▸ Problem
Output every line exactly as written. Leave out pictures.

▸ The data
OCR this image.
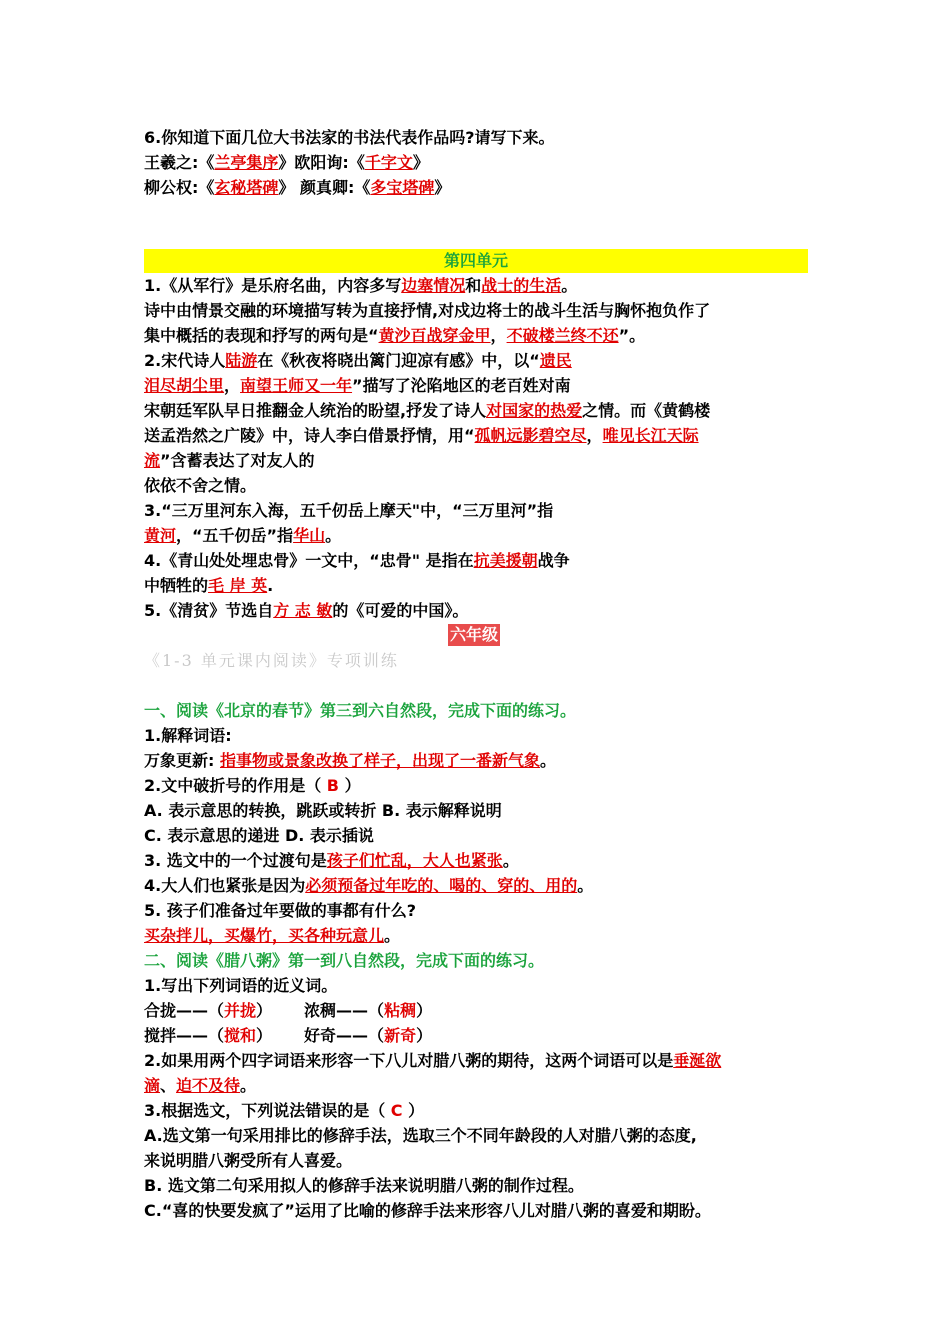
6.你知道下面几位大书法家的书法代表作品吗?请写下来。
王羲之:《兰亭集序》欧阳询:《千字文》
柳公权:《玄秘塔碑》 颜真卿:《多宝塔碑》
第四单元
1.《从军行》是乐府名曲，内容多写边塞情况和战士的生活。
诗中由情景交融的环境描写转为直接抒情,对戍边将士的战斗生活与胸怀抱负作了
集中概括的表现和抒写的两句是“黄沙百战穿金甲，不破楼兰终不还”。
2.宋代诗人陆游在《秋夜将晓出篱门迎凉有感》中，以“遗民
泪尽胡尘里，南望王师又一年”描写了沦陷地区的老百姓对南
宋朝廷军队早日推翻金人统治的盼望,抒发了诗人对国家的热爱之情。而《黄鹤楼
送孟浩然之广陵》中，诗人李白借景抒情，用“孤帆远影碧空尽，唯见长江天际
流”含蓄表达了对友人的
依依不舍之情。
3.“三万里河东入海，五千仞岳上摩天"中，“三万里河”指
黄河，“五千仞岳”指华山。
4.《青山处处埋忠骨》一文中，“忠骨" 是指在抗美援朝战争
中牺牲的毛 岸 英.
5.《清贫》节选自方 志 敏的《可爱的中国》。
六年级
《1-3 单元课内阅读》专项训练
一、阅读《北京的春节》第三到六自然段，完成下面的练习。
1.解释词语:
万象更新: 指事物或景象改换了样子，出现了一番新气象。
2.文中破折号的作用是（ B ）
A. 表示意思的转换，跳跃或转折 B. 表示解释说明
C. 表示意思的递进 D. 表示插说
3. 选文中的一个过渡句是孩子们忙乱，大人也紧张。
4.大人们也紧张是因为必须预备过年吃的、喝的、穿的、用的。
5. 孩子们准备过年要做的事都有什么?
买杂拌儿，买爆竹，买各种玩意儿。
二、阅读《腊八粥》第一到八自然段，完成下面的练习。
1.写出下列词语的近义词。
合拢——（并拢） 浓稠——（粘稠）
搅拌——（搅和） 好奇——（新奇）
2.如果用两个四字词语来形容一下八儿对腊八粥的期待，这两个词语可以是垂涎欲
滴、迫不及待。
3.根据选文，下列说法错误的是（ C ）
A.选文第一句采用排比的修辞手法，选取三个不同年龄段的人对腊八粥的态度,
来说明腊八粥受所有人喜爱。
B. 选文第二句采用拟人的修辞手法来说明腊八粥的制作过程。
C.“喜的快要发疯了”运用了比喻的修辞手法来形容八儿对腊八粥的喜爱和期盼。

▸ Result below
OCR this image.
6.你知道下面几位大书法家的书法代表作品吗?请写下来。
王羲之:《兰亭集序》欧阳询:《千字文》
柳公权:《玄秘塔碑》 颜真卿:《多宝塔碑》
第四单元
1.《从军行》是乐府名曲，内容多写边塞情况和战士的生活。
诗中由情景交融的环境描写转为直接抒情,对戍边将士的战斗生活与胸怀抱负作了
集中概括的表现和抒写的两句是“黄沙百战穿金甲，不破楼兰终不还”。
2.宋代诗人陆游在《秋夜将晓出篱门迎凉有感》中，以“遗民
泪尽胡尘里，南望王师又一年”描写了沦陷地区的老百姓对南
宋朝廷军队早日推翻金人统治的盼望,抒发了诗人对国家的热爱之情。而《黄鹤楼
送孟浩然之广陵》中，诗人李白借景抒情，用“孤帆远影碧空尽，唯见长江天际
流”含蓄表达了对友人的
依依不舍之情。
3.“三万里河东入海，五千仞岳上摩天"中，“三万里河”指
黄河，“五千仞岳”指华山。
4.《青山处处埋忠骨》一文中，“忠骨" 是指在抗美援朝战争
中牺牲的毛 岸 英.
5.《清贫》节选自方 志 敏的《可爱的中国》。
六年级
《1-3 单元课内阅读》专项训练
一、阅读《北京的春节》第三到六自然段，完成下面的练习。
1.解释词语:
万象更新: 指事物或景象改换了样子，出现了一番新气象。
2.文中破折号的作用是（ B ）
A. 表示意思的转换，跳跃或转折 B. 表示解释说明
C. 表示意思的递进 D. 表示插说
3. 选文中的一个过渡句是孩子们忙乱，大人也紧张。
4.大人们也紧张是因为必须预备过年吃的、喝的、穿的、用的。
5. 孩子们准备过年要做的事都有什么?
买杂拌儿，买爆竹，买各种玩意儿。
二、阅读《腊八粥》第一到八自然段，完成下面的练习。
1.写出下列词语的近义词。
合拢——（并拢） 浓稠——（粘稠）
搅拌——（搅和） 好奇——（新奇）
2.如果用两个四字词语来形容一下八儿对腊八粥的期待，这两个词语可以是垂涎欲
滴、迫不及待。
3.根据选文，下列说法错误的是（ C ）
A.选文第一句采用排比的修辞手法，选取三个不同年龄段的人对腊八粥的态度,
来说明腊八粥受所有人喜爱。
B. 选文第二句采用拟人的修辞手法来说明腊八粥的制作过程。
C.“喜的快要发疯了”运用了比喻的修辞手法来形容八儿对腊八粥的喜爱和期盼。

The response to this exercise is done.